The request: Give the number of lines in the listing that hold the word "content". Write nothing but that number.

Data provided:
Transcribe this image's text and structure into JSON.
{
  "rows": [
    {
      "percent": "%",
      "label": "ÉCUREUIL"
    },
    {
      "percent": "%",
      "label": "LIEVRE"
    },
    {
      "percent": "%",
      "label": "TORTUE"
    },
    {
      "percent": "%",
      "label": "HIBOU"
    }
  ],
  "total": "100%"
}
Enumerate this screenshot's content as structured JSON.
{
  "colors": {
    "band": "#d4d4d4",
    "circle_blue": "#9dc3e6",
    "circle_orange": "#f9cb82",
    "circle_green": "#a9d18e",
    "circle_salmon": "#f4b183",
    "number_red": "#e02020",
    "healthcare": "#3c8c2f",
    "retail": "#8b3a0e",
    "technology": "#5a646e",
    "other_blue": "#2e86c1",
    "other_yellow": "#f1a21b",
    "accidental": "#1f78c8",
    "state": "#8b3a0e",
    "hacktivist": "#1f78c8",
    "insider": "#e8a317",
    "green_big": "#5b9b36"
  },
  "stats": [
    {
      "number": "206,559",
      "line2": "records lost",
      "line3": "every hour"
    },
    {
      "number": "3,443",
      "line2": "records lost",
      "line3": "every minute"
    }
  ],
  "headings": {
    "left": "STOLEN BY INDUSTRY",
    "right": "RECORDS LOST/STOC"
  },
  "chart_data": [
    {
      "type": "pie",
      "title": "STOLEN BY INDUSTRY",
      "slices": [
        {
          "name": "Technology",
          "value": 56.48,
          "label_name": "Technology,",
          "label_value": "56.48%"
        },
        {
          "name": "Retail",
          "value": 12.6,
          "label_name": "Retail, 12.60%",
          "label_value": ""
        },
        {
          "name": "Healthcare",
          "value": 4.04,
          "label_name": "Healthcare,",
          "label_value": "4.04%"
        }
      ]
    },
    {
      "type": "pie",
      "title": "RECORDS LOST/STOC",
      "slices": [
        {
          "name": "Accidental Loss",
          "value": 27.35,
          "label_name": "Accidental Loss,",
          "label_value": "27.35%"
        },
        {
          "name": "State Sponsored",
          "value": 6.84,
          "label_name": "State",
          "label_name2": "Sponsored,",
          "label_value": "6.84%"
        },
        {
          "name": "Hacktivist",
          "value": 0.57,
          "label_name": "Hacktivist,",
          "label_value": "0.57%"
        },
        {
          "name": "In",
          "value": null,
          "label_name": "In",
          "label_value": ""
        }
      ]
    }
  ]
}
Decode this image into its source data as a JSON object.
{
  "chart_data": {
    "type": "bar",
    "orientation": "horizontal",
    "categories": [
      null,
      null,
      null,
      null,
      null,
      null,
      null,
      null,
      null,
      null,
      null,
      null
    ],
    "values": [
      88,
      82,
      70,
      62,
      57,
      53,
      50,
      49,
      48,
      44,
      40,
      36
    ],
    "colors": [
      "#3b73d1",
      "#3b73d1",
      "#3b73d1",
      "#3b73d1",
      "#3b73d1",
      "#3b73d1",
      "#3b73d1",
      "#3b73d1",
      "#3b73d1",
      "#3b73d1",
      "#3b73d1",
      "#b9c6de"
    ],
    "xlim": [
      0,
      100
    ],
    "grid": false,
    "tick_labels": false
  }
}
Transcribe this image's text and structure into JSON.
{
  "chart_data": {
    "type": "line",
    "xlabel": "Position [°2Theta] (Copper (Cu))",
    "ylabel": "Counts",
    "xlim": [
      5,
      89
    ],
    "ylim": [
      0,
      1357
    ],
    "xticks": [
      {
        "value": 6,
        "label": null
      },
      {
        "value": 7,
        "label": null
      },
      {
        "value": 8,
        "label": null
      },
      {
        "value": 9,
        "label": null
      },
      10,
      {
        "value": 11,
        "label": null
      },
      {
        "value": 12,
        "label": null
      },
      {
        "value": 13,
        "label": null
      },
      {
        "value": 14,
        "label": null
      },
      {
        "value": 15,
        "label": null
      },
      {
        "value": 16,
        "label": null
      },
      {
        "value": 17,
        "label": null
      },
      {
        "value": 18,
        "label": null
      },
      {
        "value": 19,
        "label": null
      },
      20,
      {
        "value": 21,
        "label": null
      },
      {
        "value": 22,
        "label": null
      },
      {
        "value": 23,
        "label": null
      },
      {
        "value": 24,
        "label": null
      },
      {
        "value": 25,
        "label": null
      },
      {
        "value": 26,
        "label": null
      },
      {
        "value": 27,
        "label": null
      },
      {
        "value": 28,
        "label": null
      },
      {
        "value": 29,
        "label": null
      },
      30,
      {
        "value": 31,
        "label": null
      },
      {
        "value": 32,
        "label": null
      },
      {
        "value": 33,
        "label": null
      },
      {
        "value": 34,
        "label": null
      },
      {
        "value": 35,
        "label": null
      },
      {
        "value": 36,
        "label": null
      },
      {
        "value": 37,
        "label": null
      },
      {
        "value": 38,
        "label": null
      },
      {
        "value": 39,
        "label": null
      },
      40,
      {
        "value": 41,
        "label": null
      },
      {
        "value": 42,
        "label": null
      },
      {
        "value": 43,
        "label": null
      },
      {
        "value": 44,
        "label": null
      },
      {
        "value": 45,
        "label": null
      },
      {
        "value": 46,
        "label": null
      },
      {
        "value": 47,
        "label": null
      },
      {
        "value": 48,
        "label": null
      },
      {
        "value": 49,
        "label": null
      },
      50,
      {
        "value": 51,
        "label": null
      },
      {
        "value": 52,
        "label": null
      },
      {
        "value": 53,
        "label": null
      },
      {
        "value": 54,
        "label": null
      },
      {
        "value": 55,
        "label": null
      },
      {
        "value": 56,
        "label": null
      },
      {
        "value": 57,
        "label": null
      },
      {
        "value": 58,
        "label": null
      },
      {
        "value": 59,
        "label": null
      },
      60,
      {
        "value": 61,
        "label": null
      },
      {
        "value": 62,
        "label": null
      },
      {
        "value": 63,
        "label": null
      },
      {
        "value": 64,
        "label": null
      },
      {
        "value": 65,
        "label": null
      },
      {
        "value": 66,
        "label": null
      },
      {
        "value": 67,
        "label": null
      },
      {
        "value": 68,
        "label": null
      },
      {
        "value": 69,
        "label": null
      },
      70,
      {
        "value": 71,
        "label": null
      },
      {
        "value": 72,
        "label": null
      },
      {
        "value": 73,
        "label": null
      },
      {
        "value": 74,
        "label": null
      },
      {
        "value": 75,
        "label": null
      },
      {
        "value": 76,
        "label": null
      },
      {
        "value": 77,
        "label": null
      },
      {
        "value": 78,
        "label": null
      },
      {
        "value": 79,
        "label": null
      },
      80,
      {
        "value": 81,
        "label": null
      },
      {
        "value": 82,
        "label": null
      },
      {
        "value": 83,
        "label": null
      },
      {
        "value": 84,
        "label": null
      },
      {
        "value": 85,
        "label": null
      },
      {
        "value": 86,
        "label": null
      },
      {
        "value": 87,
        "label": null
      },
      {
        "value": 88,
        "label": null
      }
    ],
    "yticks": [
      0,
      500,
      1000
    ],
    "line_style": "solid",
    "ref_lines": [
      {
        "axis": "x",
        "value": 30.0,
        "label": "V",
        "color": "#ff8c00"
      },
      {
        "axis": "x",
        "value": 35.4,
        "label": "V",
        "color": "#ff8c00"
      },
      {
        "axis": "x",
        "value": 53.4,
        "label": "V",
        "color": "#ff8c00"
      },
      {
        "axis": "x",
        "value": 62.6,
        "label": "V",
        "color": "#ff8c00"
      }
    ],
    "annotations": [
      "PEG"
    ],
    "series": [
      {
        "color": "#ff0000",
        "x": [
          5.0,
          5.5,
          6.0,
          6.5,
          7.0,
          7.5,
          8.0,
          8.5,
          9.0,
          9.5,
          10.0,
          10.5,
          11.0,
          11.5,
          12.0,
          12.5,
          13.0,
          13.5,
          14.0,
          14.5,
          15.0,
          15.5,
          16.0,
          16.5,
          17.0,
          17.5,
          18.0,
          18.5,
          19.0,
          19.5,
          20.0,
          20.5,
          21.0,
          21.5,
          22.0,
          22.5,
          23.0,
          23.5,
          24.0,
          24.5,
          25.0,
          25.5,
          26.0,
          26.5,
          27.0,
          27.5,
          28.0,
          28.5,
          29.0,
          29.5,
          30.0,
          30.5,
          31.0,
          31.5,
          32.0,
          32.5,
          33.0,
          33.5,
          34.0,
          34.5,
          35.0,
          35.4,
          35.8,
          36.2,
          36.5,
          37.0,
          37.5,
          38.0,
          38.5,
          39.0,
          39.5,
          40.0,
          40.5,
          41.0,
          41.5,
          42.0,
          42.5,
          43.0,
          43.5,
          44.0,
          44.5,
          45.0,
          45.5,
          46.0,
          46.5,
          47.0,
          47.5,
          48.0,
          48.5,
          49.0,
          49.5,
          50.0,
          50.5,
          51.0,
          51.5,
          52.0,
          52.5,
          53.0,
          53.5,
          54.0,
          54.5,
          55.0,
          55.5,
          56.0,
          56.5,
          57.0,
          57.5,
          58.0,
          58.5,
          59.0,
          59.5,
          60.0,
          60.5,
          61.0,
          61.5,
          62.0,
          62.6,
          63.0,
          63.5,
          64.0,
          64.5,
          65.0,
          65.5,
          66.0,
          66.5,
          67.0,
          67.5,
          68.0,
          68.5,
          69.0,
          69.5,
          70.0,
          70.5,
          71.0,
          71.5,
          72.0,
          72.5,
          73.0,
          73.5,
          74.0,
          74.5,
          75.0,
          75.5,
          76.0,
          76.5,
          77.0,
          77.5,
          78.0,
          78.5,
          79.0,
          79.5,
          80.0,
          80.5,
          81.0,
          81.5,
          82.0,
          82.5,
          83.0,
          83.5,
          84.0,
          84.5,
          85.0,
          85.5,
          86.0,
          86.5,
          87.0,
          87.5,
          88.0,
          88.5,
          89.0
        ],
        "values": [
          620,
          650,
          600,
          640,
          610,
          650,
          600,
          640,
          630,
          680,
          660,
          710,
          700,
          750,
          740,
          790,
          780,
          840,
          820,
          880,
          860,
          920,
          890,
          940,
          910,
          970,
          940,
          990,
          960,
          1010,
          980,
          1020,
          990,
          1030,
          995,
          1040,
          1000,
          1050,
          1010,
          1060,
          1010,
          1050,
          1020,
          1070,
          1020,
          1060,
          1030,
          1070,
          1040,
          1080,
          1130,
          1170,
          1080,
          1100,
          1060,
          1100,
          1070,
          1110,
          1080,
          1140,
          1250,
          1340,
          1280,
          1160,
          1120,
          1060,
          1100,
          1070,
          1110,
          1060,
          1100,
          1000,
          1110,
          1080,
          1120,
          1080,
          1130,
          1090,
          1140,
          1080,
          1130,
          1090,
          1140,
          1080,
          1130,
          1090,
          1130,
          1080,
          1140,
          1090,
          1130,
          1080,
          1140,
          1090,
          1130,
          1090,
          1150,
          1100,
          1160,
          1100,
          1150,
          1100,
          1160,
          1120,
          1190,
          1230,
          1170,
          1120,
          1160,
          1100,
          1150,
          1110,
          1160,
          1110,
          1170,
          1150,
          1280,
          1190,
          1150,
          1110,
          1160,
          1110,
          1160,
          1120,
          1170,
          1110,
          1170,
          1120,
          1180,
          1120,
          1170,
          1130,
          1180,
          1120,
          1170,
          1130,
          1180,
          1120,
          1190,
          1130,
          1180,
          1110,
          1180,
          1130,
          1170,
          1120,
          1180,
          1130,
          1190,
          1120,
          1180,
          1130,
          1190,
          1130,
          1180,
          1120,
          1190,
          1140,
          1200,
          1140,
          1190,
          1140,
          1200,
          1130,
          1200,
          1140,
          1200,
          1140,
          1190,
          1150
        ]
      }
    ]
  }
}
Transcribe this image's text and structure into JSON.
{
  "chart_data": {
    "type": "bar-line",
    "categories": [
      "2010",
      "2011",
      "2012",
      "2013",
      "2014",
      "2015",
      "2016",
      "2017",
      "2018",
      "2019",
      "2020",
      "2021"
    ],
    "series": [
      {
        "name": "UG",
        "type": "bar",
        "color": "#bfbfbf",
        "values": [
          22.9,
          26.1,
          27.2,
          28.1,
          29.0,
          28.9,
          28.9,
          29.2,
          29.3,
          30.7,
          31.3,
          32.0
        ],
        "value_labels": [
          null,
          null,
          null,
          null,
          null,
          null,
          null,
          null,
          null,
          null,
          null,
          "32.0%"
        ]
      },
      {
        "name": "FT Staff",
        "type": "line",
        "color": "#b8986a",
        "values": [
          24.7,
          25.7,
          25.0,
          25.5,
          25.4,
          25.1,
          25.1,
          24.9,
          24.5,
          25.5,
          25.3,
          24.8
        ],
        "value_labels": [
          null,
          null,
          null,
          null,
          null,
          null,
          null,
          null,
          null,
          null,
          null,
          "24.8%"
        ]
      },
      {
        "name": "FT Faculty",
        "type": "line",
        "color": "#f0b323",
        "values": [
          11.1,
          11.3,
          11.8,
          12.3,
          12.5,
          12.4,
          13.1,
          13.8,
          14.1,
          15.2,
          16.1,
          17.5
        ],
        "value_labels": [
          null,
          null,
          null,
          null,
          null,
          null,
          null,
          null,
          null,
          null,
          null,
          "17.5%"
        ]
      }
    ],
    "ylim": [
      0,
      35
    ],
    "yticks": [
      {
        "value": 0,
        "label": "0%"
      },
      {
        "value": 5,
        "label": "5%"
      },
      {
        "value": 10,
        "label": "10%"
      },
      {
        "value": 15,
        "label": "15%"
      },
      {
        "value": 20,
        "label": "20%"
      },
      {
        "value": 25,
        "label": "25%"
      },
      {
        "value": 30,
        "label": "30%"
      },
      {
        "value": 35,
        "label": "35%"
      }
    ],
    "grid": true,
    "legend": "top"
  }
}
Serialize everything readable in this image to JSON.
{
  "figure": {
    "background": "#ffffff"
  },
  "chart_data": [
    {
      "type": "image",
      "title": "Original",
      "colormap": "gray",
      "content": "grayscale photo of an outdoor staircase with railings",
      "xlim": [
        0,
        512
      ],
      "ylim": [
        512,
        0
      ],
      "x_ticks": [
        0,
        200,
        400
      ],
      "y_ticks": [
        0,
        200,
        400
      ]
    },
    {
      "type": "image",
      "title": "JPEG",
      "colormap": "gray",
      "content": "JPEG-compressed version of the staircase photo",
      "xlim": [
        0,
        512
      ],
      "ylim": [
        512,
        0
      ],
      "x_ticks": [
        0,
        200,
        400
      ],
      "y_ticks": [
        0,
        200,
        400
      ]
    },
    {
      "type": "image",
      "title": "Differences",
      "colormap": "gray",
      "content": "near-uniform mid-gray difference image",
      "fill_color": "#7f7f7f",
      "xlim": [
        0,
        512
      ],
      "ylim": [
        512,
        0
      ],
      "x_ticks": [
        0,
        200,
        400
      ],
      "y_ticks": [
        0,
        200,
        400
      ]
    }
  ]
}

Result for this exercise: 4